* START Dataset extract *
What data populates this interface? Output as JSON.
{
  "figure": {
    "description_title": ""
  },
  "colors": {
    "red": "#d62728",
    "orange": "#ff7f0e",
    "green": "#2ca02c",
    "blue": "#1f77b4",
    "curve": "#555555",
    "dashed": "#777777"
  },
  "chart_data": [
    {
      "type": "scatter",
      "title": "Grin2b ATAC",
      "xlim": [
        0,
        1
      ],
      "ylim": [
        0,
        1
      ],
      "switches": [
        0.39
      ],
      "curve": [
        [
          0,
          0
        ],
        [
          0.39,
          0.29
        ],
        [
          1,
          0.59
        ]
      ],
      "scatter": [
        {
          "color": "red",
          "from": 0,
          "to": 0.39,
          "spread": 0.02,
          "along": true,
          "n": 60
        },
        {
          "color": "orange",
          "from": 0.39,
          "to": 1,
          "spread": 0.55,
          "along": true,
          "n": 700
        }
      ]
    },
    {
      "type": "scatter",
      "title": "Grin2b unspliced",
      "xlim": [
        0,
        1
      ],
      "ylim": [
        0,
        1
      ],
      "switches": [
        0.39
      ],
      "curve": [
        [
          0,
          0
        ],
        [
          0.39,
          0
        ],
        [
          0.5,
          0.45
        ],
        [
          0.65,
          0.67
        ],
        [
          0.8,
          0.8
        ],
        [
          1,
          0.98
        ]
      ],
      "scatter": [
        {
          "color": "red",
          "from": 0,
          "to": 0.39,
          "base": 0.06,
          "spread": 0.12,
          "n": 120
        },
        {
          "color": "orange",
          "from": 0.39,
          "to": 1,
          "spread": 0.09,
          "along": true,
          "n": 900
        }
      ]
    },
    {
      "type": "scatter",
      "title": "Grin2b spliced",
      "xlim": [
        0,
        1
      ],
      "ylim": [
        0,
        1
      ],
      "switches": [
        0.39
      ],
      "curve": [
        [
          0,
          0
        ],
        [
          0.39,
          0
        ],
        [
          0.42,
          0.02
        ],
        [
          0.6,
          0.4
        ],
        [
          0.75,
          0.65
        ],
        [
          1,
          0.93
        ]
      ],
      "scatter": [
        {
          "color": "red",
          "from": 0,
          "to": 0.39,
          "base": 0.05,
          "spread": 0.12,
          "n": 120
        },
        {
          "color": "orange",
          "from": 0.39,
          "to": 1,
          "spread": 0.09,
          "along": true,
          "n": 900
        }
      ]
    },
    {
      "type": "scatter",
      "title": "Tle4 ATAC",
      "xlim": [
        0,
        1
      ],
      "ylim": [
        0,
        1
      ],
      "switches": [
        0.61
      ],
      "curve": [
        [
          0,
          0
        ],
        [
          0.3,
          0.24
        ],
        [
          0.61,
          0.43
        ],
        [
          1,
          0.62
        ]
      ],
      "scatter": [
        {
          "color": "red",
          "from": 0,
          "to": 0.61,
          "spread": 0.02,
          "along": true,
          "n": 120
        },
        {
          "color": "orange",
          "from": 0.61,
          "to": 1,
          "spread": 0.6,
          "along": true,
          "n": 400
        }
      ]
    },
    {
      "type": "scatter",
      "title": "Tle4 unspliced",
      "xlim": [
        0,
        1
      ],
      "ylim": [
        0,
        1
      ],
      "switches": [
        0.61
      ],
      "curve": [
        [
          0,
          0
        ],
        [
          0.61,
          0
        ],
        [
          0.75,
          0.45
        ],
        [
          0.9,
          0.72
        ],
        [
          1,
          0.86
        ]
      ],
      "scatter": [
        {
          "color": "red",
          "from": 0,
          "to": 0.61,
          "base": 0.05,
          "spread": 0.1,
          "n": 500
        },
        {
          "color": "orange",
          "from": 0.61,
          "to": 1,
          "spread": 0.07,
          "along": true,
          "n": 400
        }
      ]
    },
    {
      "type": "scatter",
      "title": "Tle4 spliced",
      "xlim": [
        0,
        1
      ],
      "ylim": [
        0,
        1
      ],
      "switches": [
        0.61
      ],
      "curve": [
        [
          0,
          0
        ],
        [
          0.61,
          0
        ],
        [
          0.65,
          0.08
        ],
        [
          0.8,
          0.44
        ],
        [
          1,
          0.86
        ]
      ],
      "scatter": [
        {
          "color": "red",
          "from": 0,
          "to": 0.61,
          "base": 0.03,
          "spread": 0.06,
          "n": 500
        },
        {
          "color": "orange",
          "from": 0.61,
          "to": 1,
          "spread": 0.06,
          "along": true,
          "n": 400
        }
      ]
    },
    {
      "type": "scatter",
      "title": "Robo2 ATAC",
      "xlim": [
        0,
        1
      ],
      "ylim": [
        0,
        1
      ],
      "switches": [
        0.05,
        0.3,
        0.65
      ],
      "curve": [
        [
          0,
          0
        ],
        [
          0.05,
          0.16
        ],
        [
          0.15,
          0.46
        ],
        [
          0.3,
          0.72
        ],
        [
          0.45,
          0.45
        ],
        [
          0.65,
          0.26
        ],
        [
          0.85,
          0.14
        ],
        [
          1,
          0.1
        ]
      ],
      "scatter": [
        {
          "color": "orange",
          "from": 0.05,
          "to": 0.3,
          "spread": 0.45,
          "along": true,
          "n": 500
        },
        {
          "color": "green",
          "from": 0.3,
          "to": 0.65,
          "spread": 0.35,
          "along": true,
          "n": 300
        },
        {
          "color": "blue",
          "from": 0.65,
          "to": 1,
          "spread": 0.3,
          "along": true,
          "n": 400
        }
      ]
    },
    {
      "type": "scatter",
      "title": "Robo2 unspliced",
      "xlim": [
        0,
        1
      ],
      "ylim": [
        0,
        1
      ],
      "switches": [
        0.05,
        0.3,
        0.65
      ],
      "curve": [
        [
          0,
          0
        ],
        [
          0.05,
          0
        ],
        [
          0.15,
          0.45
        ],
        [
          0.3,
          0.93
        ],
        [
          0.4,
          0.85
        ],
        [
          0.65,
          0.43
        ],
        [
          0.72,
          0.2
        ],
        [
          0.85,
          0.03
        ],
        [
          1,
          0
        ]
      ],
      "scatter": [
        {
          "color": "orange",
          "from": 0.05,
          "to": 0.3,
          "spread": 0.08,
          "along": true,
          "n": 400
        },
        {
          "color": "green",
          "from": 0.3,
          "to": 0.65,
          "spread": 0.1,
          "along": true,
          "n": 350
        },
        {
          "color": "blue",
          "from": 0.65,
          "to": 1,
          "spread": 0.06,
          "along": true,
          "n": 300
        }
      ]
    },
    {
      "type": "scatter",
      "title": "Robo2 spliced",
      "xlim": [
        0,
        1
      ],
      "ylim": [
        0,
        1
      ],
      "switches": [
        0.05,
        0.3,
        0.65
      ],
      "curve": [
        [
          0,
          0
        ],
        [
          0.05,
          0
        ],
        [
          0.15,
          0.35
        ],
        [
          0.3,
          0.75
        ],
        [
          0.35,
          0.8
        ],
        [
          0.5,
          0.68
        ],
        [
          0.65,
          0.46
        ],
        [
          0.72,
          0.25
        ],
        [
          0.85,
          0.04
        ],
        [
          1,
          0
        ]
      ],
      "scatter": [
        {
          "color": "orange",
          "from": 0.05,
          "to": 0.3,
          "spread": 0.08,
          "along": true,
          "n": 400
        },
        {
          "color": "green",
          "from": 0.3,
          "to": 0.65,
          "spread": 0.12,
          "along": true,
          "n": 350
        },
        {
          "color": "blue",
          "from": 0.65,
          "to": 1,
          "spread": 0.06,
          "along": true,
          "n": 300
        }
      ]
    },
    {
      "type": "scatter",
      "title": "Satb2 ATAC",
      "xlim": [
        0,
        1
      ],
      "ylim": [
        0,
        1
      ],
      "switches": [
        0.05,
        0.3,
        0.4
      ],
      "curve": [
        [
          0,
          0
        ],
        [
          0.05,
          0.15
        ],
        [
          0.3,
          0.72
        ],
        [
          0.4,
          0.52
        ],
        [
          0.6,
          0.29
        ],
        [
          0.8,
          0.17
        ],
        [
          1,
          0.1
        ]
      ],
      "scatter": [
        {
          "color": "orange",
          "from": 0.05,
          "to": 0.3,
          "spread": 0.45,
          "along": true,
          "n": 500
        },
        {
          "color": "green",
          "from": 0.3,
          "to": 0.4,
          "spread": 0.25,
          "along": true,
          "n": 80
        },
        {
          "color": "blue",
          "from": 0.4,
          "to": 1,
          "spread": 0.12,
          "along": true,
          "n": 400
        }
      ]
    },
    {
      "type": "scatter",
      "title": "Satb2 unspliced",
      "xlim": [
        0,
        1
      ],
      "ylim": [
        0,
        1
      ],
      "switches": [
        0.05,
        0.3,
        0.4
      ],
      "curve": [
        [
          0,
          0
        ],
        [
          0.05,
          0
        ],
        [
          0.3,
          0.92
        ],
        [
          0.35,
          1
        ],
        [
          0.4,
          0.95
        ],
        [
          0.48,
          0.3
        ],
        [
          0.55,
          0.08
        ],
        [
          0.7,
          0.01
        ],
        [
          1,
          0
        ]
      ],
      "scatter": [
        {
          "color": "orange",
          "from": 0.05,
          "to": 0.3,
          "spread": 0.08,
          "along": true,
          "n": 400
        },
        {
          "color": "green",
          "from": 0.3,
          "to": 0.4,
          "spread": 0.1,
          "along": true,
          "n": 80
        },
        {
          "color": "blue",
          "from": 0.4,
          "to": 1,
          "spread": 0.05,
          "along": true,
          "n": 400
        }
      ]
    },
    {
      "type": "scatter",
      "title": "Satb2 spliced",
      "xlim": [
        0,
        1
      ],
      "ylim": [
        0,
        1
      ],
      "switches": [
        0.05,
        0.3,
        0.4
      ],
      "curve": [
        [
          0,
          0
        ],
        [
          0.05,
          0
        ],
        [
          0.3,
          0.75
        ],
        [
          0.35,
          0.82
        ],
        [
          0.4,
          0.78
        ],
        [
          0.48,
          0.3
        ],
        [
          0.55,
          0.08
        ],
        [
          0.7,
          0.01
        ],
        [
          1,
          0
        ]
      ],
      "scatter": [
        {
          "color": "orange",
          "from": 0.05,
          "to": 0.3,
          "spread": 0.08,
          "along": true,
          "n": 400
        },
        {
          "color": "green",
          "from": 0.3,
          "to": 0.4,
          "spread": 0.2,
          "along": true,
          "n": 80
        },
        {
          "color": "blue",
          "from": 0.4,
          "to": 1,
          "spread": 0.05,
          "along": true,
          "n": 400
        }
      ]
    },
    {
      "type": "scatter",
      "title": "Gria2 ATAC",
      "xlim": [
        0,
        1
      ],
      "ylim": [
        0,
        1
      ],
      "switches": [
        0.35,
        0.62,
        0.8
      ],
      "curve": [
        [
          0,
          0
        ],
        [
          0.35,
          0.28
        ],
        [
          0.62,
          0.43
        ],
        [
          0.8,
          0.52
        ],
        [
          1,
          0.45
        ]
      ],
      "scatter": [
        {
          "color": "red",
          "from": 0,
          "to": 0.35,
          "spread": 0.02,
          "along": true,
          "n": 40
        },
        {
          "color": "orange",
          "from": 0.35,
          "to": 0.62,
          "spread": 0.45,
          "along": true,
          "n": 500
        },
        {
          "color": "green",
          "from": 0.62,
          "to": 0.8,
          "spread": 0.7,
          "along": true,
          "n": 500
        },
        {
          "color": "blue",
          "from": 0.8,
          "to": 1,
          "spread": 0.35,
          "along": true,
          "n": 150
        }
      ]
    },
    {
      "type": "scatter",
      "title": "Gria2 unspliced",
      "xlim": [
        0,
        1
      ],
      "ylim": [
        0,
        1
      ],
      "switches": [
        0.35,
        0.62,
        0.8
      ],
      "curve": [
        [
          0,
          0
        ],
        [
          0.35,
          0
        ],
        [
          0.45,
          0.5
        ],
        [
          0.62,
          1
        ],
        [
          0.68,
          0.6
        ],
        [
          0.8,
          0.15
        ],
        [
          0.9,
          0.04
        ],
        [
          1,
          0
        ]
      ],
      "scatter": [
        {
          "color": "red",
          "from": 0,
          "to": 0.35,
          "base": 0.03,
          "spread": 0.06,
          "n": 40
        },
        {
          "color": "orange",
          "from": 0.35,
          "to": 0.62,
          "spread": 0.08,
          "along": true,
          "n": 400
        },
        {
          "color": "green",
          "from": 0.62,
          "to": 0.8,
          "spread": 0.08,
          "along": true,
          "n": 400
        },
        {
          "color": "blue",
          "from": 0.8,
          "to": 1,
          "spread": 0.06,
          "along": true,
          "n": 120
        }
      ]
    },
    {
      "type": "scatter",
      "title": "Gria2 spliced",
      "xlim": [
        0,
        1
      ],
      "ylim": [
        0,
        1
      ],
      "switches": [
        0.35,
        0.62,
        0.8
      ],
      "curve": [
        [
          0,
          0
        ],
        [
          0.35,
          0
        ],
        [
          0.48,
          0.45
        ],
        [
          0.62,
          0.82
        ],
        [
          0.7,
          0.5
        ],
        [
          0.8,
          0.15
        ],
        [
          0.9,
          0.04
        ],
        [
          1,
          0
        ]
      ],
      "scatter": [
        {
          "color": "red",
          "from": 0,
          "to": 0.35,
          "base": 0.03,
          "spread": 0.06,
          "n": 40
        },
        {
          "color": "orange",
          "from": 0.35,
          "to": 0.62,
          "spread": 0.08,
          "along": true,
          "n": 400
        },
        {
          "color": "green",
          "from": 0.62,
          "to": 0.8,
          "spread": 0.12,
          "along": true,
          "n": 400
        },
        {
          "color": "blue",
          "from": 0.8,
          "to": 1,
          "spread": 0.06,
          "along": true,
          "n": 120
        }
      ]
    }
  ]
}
* END Dataset extract *
| Brief |
List all lines in the material containing the string "ATAC".

| Exercise response |
      "title": "Grin2b ATAC",
      "title": "Tle4 ATAC",
      "title": "Robo2 ATAC",
      "title": "Satb2 ATAC",
      "title": "Gria2 ATAC",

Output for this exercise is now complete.